GIVEN PASSAGE:
-.-.-

Little Brother Episode 158 2025-02-16

Your exercise bike is ratting you out. People-Tec have some makeup advice. Federal Cybersec reviews are not happening.

Links may change or disappear, so save everything locally.

Privacy news: Good news on 702 exemptions. GM agrees to stop spying for five years. Subarus can be tracked, locked, unlocked, started and stopped with very little info about the owner. Texas sues Allstate over tracking their clients. Amazon also sued over tracking. Cambridge Analytica knows too much about your guns.

Opsec tips: Use Signal or Jitsi for organizing, but more importantly, make sure you can trust everyone you invite into the chat.

Fail: Stellantis, NSA, and some scammer posing as the FCC.

Resources

Novel AI Camera Camouflage: Face Cloaking Without Full Disguise

Hacking Subaru: Tracking and Controlling Cars via the STARLINK Admin Panel

2 replies on “Little Brother Episode 158 2025-02-16”

Love your podcast and I have a question. Good advice on being safer in chatrooms when organizing and using Signal – the point I raise is about who is hosting the instance of Jitsi that you are using? It is very easy for a bad actor to host a server running jitsi and how does one vet a host? I was surprised that BigBlueButton.org was not mentioned. I have been hosting an instance for a few years with transparency. The server is hosted by a person I trust and have gotten to know over 3 years. My site CommunityBridge.com is running BBB and offers encryption as well as privacy and the opportunity to know and trust your host, yet people do not seem to value human connection over convenience very much. Hoping you can give me a glimpse at what am I doing wrong.

Hi, Mickey!

It’s a valid question about who is hosting your Jitsi instance, or any other app for that matter, because, of course, it’s an easy route for a bad actor to get into the mix. Ultimately, I’d push people to Signal anyway.

-.-.-

STORED DATA:

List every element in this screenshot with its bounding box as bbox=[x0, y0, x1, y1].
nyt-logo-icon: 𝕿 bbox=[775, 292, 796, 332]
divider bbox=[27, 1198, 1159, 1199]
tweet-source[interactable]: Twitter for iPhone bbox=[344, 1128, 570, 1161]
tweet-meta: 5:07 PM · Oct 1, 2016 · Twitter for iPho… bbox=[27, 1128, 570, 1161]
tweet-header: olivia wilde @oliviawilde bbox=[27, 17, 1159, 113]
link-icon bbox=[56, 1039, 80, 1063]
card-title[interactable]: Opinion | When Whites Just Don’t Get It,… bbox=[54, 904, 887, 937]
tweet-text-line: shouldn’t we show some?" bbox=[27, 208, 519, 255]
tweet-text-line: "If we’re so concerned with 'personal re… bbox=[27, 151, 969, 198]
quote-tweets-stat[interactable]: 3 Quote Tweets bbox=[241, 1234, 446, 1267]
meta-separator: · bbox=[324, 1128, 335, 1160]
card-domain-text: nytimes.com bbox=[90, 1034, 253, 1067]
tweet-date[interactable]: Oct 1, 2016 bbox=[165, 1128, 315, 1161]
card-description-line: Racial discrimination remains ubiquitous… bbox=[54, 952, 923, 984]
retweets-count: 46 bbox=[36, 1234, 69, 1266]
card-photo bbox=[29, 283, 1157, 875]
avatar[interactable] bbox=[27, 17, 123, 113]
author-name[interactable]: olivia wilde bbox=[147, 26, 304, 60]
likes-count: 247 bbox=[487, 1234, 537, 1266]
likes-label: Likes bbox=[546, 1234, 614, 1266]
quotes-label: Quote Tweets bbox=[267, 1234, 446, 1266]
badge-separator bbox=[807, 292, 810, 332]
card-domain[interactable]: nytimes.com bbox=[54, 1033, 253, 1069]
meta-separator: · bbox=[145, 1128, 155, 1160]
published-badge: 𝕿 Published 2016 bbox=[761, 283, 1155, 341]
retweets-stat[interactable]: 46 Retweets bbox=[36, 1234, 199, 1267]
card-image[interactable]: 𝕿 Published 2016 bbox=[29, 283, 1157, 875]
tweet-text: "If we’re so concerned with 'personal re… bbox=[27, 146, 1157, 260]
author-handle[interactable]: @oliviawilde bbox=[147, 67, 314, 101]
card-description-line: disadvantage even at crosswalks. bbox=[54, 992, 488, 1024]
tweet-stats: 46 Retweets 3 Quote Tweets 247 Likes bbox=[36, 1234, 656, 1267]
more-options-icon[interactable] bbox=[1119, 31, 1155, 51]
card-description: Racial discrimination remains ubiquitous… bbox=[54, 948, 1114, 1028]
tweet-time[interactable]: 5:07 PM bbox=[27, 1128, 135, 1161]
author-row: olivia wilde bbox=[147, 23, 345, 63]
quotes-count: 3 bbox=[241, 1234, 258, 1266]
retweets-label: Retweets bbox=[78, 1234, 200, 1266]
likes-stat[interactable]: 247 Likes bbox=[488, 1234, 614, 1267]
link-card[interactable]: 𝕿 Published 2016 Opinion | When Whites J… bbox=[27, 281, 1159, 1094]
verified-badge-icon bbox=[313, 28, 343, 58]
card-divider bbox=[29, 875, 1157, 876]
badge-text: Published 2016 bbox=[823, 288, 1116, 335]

-.-.-

WHAT YOU WILL DO:
Rewrite the part of the episode notes that opens with the words "Links may change" and closes with "as the FCC.", putting "Security tips" in place of "Opsec tips". None of the lines are needed here.

TASK SOLUTION:
Links may change or disappear, so save everything locally.

Privacy news: Good news on 702 exemptions. GM agrees to stop spying for five years. Subarus can be tracked, locked, unlocked, started and stopped with very little info about the owner. Texas sues Allstate over tracking their clients. Amazon also sued over tracking. Cambridge Analytica knows too much about your guns.

Security tips: Use Signal or Jitsi for organizing, but more importantly, make sure you can trust everyone you invite into the chat.

Fail: Stellantis, NSA, and some scammer posing as the FCC.